- INSTRUCTIONS TO FOLLOW
Report only how many lines of the entries below contain the string "this".

- EXTRACTED MATERIAL

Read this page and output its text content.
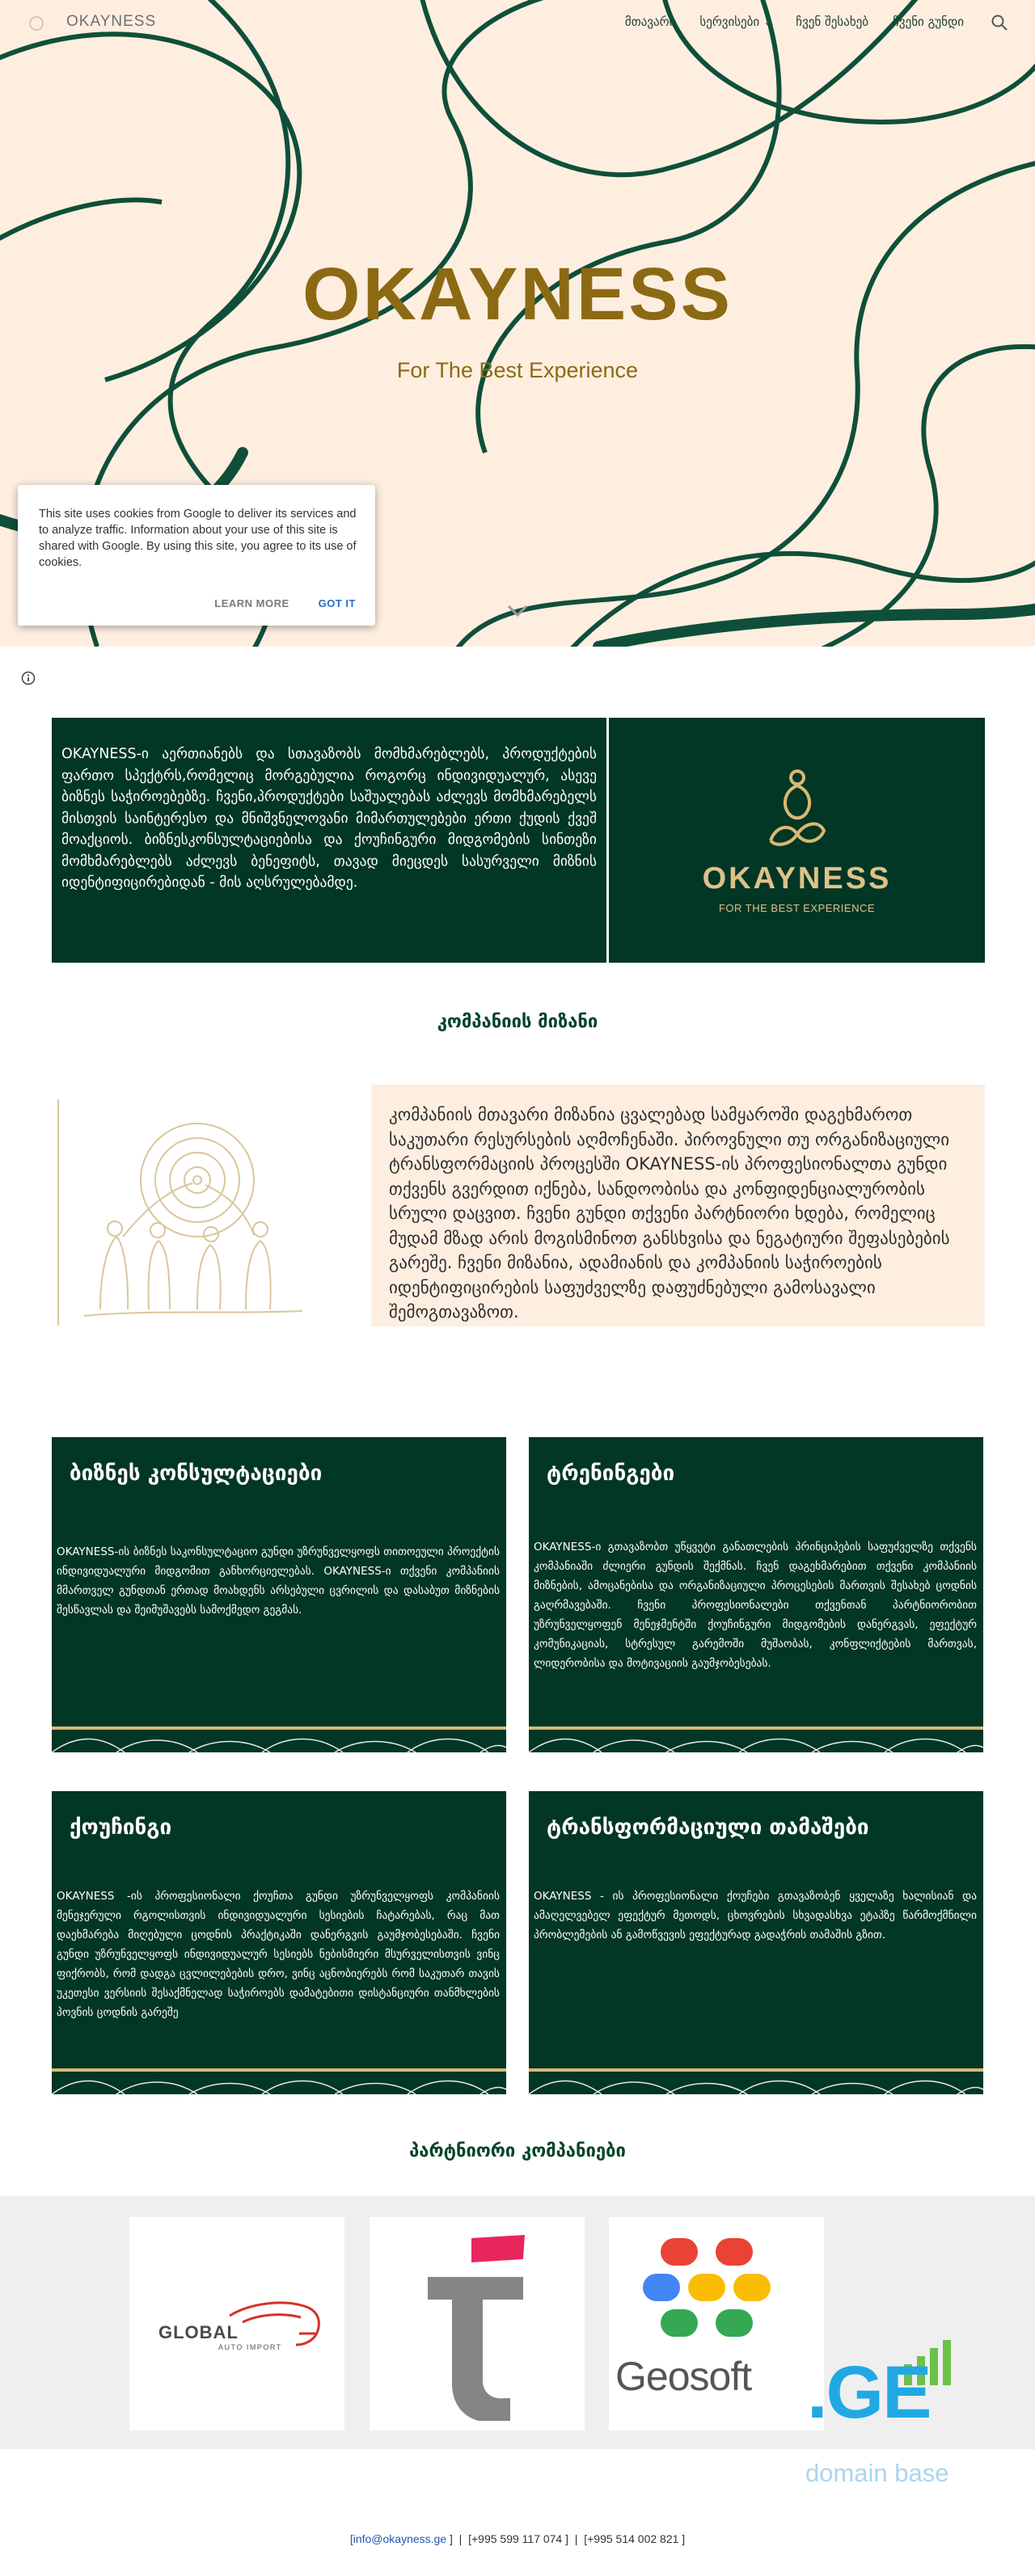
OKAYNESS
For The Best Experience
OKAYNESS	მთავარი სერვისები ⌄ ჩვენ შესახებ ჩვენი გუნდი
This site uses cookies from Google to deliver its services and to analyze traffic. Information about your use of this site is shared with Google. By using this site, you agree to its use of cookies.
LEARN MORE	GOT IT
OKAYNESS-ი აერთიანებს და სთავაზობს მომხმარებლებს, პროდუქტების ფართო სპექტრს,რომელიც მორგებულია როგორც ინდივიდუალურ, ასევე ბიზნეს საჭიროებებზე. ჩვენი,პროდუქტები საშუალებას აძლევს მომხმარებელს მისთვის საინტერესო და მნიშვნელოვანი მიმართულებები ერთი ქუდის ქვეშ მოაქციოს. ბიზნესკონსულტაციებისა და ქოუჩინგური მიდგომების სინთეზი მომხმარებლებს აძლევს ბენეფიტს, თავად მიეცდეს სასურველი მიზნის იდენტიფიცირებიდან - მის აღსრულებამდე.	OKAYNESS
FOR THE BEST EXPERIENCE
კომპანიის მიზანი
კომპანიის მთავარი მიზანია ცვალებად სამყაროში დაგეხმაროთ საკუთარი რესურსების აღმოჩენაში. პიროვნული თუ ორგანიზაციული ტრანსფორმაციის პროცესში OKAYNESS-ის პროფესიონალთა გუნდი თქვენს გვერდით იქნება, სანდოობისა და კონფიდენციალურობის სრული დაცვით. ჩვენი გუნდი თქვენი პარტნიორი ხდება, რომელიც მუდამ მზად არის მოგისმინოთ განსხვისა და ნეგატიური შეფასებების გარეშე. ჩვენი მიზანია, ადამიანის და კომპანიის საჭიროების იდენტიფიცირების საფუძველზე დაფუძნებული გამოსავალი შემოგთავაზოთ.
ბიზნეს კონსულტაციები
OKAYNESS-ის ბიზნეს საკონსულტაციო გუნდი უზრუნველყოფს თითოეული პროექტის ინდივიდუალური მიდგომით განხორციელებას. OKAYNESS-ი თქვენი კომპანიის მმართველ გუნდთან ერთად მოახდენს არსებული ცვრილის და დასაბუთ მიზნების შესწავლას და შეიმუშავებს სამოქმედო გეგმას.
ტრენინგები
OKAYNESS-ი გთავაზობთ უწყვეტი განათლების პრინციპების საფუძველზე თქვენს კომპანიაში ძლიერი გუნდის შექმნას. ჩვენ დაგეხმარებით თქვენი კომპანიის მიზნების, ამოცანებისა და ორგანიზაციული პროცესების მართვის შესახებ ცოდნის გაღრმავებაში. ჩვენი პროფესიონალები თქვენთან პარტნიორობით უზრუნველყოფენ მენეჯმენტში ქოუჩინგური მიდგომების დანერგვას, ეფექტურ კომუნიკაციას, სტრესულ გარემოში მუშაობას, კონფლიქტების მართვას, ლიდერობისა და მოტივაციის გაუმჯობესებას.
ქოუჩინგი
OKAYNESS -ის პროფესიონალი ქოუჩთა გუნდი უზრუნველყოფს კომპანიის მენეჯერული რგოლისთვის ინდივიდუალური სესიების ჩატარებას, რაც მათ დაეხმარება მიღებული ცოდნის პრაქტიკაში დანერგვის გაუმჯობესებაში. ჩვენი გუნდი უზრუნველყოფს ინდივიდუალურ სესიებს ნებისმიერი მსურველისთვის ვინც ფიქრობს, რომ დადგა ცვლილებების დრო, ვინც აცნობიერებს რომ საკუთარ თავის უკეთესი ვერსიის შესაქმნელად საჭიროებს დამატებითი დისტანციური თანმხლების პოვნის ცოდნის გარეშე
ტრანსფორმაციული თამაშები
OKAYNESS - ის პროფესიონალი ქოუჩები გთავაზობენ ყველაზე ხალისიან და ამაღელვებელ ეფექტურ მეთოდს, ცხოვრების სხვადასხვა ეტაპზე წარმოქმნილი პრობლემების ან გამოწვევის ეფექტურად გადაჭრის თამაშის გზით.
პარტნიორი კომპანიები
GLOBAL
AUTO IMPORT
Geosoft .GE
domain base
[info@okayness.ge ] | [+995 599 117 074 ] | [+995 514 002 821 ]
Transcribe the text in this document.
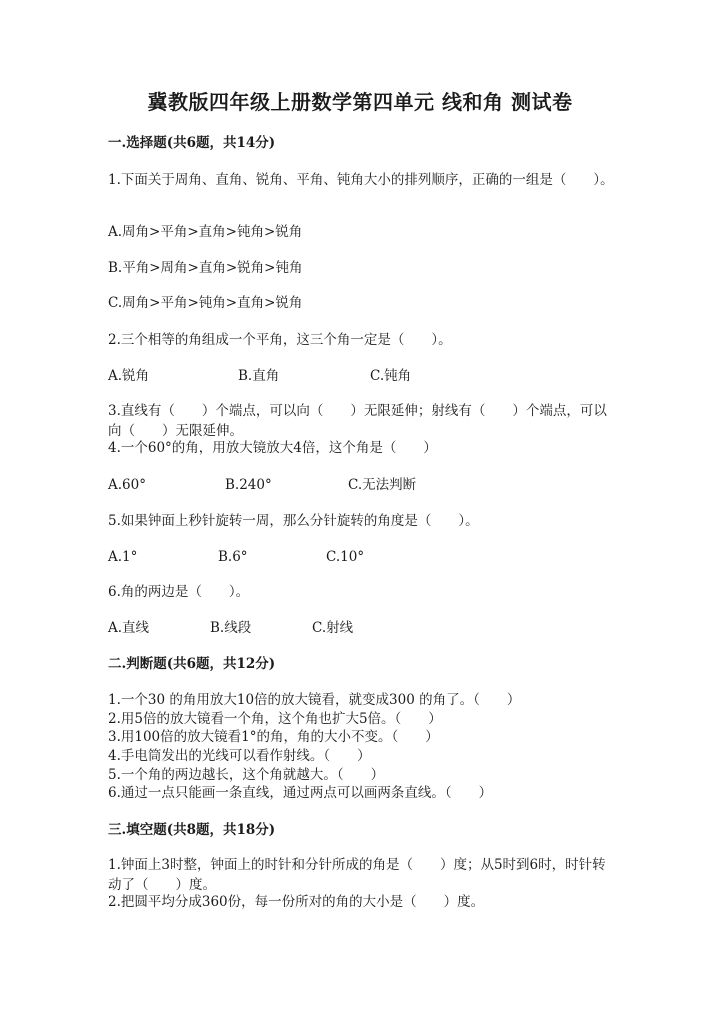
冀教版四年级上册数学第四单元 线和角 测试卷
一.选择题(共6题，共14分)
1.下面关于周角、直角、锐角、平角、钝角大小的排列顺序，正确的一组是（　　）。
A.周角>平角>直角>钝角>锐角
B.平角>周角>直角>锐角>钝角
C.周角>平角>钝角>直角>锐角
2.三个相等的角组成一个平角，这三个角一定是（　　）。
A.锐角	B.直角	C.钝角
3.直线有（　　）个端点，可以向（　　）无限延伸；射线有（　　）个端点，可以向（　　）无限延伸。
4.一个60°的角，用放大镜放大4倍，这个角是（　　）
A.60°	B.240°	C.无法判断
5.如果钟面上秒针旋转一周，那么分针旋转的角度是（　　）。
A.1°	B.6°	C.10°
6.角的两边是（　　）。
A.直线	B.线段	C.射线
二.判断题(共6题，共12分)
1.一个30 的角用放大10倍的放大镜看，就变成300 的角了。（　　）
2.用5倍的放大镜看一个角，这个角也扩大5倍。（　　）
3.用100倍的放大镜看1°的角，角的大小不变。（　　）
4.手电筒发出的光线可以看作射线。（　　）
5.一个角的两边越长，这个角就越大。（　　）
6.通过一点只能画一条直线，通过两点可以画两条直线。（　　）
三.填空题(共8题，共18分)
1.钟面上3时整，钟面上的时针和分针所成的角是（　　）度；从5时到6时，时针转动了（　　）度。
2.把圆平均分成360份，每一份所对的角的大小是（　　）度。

- THE ANSWER
3